• PROBLEM TO WORK ON: Scan the data beneath this task and copy each line that includes "JSON".

(Records from a collection)
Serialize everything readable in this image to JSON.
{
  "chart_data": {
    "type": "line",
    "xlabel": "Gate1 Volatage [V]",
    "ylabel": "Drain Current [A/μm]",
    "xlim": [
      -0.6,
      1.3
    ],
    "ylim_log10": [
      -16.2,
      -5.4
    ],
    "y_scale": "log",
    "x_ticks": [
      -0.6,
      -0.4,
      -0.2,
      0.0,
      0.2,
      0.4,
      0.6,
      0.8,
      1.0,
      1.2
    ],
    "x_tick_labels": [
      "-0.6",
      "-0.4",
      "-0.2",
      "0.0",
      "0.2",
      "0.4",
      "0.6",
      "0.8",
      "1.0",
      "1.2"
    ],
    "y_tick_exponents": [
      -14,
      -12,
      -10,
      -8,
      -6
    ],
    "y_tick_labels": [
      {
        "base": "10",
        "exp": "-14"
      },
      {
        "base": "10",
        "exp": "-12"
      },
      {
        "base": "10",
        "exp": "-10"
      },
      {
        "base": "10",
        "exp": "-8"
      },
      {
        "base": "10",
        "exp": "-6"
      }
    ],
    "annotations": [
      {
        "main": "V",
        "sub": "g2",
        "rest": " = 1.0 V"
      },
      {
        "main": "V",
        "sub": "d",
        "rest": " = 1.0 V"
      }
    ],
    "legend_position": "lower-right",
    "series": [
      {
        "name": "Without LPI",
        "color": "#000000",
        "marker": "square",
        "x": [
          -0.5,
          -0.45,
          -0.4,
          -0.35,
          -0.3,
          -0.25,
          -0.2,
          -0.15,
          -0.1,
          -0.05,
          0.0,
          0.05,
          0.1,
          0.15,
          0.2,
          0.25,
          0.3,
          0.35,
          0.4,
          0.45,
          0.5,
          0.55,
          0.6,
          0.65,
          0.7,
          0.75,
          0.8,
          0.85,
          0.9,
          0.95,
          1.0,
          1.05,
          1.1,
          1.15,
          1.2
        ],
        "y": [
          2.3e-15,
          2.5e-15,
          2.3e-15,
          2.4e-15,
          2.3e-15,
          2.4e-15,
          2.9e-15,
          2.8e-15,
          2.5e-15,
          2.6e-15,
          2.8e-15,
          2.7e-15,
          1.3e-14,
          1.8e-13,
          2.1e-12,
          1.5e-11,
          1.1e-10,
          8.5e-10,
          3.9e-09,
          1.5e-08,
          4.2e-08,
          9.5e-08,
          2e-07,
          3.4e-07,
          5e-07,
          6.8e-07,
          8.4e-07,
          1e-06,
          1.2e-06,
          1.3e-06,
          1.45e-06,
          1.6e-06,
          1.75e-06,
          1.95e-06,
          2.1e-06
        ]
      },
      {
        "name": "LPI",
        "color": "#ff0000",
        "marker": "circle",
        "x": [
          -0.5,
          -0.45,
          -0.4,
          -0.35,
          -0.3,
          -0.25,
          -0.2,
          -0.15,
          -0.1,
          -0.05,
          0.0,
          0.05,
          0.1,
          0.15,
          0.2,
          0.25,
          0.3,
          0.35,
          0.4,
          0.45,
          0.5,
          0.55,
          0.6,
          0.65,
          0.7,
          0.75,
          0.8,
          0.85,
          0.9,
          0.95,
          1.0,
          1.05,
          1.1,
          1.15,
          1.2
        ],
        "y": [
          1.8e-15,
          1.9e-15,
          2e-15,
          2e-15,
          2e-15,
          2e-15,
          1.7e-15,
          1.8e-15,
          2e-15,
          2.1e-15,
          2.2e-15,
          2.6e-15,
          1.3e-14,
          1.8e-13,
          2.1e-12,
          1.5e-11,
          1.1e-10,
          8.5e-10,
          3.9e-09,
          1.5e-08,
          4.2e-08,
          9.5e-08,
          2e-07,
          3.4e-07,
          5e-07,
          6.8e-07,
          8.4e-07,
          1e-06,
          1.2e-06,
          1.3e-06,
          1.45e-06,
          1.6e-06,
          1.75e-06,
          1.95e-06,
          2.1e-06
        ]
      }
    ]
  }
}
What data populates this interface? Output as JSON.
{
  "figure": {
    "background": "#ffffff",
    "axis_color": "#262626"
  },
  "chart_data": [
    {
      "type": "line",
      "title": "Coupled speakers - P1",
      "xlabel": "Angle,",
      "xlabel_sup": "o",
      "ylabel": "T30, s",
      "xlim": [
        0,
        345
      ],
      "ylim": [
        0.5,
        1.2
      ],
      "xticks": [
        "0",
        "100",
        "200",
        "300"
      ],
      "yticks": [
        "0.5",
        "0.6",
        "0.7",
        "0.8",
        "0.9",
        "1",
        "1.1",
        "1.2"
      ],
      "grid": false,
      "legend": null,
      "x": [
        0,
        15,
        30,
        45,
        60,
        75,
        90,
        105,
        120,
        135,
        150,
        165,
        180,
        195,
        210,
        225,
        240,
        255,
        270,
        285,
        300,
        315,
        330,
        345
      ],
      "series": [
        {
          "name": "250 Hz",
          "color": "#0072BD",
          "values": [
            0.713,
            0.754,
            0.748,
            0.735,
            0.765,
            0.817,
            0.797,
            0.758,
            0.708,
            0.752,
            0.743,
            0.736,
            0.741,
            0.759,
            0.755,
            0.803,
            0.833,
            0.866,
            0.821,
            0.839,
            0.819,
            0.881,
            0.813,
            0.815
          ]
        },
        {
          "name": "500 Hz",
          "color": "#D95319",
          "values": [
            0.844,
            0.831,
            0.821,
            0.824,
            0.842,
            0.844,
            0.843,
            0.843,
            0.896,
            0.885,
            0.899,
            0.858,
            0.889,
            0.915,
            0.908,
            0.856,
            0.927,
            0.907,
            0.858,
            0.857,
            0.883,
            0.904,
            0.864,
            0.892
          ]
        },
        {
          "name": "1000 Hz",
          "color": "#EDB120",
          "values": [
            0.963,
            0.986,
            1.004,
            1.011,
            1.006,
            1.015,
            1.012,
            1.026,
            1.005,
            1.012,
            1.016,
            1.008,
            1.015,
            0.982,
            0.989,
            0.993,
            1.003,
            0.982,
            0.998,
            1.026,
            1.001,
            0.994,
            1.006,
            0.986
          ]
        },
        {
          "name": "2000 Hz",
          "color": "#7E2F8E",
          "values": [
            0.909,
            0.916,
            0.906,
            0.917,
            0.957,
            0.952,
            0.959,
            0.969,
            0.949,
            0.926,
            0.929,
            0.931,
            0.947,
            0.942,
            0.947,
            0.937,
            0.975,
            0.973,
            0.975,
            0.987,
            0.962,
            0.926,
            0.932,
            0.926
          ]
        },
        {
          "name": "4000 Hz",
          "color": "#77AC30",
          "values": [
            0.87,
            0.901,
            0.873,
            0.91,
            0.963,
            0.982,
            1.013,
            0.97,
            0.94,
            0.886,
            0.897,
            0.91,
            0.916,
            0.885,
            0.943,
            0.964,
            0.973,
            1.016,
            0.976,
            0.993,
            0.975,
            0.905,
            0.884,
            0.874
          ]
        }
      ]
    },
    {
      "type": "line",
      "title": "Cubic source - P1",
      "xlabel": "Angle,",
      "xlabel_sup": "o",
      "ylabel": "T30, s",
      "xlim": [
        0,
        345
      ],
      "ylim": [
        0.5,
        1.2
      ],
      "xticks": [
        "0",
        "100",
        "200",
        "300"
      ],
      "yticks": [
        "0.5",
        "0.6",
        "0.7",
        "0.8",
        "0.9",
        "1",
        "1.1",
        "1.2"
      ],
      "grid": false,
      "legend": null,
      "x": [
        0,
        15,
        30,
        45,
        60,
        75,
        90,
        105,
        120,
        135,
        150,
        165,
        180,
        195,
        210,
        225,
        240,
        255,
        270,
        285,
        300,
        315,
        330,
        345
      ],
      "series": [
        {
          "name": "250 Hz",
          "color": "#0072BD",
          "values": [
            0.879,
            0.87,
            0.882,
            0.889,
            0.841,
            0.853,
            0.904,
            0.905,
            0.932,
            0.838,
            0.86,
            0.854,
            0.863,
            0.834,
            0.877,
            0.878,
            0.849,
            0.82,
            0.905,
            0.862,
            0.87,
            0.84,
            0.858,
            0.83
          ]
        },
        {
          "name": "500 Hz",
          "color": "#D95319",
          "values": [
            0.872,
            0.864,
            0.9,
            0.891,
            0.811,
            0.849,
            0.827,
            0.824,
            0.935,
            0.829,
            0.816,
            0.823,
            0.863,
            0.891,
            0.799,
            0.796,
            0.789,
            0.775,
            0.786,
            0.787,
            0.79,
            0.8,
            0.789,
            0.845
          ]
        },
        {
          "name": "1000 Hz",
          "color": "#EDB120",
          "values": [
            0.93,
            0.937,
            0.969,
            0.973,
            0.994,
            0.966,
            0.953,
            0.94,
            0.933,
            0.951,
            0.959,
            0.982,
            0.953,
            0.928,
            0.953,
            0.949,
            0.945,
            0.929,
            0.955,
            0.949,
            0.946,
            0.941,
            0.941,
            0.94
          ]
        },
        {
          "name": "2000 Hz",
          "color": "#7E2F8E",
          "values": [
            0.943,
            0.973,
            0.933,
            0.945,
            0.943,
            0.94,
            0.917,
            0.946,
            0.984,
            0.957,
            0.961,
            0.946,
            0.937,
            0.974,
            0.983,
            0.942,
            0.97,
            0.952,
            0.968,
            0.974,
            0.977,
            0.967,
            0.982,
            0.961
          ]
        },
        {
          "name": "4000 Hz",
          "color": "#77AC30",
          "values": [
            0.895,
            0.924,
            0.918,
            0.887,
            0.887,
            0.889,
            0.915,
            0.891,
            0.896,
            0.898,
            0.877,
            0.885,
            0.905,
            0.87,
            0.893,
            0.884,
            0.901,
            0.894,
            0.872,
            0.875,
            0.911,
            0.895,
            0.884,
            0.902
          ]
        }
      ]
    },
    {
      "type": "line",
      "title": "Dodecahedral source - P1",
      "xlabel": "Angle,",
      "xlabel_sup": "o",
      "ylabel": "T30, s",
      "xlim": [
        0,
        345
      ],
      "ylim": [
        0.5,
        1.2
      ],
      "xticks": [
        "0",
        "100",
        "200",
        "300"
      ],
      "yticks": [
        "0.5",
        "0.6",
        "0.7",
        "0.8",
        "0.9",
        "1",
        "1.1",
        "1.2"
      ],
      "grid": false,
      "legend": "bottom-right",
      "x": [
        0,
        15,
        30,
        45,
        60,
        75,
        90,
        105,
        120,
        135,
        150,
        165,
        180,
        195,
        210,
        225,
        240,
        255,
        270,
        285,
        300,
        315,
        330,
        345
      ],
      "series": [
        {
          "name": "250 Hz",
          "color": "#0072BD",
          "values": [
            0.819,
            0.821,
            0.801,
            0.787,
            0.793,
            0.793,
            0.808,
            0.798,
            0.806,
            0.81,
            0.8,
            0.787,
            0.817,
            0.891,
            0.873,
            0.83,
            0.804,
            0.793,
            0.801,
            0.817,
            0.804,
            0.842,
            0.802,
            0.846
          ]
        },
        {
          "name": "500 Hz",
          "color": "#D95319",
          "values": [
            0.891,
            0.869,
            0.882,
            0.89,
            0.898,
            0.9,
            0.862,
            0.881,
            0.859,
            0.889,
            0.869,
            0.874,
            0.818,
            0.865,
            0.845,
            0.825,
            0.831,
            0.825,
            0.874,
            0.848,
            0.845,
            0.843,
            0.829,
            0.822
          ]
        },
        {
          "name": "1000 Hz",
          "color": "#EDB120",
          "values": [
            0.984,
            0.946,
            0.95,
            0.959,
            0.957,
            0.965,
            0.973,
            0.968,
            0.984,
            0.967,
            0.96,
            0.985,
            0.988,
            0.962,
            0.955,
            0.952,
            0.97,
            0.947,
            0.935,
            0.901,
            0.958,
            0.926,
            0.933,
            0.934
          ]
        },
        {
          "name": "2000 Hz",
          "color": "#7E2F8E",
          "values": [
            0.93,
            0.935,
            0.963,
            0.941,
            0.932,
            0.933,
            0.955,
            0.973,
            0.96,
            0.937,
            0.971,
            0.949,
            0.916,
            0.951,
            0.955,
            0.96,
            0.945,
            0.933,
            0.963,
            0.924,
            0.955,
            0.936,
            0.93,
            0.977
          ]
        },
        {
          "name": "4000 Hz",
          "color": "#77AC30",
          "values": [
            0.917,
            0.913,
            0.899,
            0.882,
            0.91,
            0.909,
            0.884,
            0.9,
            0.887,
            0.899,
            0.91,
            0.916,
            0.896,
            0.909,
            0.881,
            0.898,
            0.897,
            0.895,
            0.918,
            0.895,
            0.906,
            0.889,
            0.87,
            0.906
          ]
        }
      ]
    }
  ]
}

• SOLVED PROBLEM:
Serialize everything readable in this image to JSON.
What data populates this interface? Output as JSON.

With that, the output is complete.